Each line containing the word "from" must be reported.

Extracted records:
-------
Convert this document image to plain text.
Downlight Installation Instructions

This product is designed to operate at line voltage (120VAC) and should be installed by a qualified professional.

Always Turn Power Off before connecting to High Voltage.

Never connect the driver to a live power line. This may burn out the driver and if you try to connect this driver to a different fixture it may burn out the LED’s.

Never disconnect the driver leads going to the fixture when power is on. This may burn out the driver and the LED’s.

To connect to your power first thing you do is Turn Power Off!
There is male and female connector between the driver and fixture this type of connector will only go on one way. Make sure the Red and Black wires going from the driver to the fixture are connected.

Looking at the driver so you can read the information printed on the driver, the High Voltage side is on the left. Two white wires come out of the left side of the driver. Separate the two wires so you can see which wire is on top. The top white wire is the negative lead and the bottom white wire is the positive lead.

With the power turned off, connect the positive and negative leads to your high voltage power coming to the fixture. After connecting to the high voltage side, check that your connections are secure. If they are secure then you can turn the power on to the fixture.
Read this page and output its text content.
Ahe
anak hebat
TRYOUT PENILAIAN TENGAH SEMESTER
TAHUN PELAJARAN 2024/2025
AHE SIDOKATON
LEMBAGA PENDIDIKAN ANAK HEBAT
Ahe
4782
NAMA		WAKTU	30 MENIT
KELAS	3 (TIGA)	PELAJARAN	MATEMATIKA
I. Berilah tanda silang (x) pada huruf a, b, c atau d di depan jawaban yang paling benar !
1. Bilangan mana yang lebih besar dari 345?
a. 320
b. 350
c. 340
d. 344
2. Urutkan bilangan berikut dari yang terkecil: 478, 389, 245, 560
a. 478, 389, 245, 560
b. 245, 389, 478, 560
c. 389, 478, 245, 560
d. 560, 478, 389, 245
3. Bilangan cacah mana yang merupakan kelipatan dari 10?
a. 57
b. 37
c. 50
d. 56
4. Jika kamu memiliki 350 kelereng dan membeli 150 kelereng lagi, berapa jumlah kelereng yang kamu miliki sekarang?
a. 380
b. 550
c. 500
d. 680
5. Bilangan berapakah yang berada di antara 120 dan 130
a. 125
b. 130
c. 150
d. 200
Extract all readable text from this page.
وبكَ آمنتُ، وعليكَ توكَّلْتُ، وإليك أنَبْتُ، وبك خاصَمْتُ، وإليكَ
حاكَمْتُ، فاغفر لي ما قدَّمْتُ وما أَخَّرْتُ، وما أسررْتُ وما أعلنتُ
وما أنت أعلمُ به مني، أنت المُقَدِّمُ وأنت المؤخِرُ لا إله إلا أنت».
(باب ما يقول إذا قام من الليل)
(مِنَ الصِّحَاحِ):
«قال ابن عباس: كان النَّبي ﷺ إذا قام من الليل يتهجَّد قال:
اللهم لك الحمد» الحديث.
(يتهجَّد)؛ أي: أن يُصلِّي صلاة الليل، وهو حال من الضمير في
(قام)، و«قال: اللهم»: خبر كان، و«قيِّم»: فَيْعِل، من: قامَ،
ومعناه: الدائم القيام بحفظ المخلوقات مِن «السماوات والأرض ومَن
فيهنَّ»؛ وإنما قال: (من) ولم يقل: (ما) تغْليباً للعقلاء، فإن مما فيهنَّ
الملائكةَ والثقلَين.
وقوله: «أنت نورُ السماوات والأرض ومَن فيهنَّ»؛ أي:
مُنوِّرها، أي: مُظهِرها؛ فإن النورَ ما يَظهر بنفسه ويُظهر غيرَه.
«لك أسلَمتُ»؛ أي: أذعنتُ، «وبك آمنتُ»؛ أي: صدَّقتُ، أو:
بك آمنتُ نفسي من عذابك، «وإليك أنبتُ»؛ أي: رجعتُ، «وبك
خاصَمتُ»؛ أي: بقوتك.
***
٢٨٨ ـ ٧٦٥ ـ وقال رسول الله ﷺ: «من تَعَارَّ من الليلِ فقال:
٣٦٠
-------
-- IN RESPONSE --
There is male and female connector between the driver and fixture this type of connector will only go on one way. Make sure the Red and Black wires going from the driver to the fixture are connected.
Extract all readable text from this page.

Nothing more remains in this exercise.